Task:
From the entries provided below, copy each line that contains the word "природного".

Extracted records:

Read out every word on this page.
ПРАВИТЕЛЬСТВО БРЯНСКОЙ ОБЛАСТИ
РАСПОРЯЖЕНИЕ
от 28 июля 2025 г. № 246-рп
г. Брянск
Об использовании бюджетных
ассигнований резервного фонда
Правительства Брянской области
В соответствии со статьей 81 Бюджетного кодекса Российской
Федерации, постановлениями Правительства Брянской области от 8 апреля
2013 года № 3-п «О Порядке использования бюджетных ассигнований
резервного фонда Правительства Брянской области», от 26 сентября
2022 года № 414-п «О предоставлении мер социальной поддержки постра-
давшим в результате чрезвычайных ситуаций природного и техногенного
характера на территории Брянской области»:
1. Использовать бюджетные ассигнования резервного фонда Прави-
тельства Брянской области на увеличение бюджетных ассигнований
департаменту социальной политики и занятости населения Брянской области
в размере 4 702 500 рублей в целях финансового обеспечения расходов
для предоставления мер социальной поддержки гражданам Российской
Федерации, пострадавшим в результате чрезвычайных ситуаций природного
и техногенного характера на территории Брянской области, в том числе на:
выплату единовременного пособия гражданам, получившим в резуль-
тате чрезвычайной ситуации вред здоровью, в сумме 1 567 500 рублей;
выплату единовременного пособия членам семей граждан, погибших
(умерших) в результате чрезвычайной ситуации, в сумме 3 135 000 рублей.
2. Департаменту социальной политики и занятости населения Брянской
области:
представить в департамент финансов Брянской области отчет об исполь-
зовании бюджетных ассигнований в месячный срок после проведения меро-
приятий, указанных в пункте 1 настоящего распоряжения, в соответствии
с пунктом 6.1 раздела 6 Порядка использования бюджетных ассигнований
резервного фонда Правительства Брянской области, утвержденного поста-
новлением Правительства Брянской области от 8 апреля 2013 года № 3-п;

Finished exercise:
давшим в результате чрезвычайных ситуаций природного и техногенного
Федерации, пострадавшим в результате чрезвычайных ситуаций природного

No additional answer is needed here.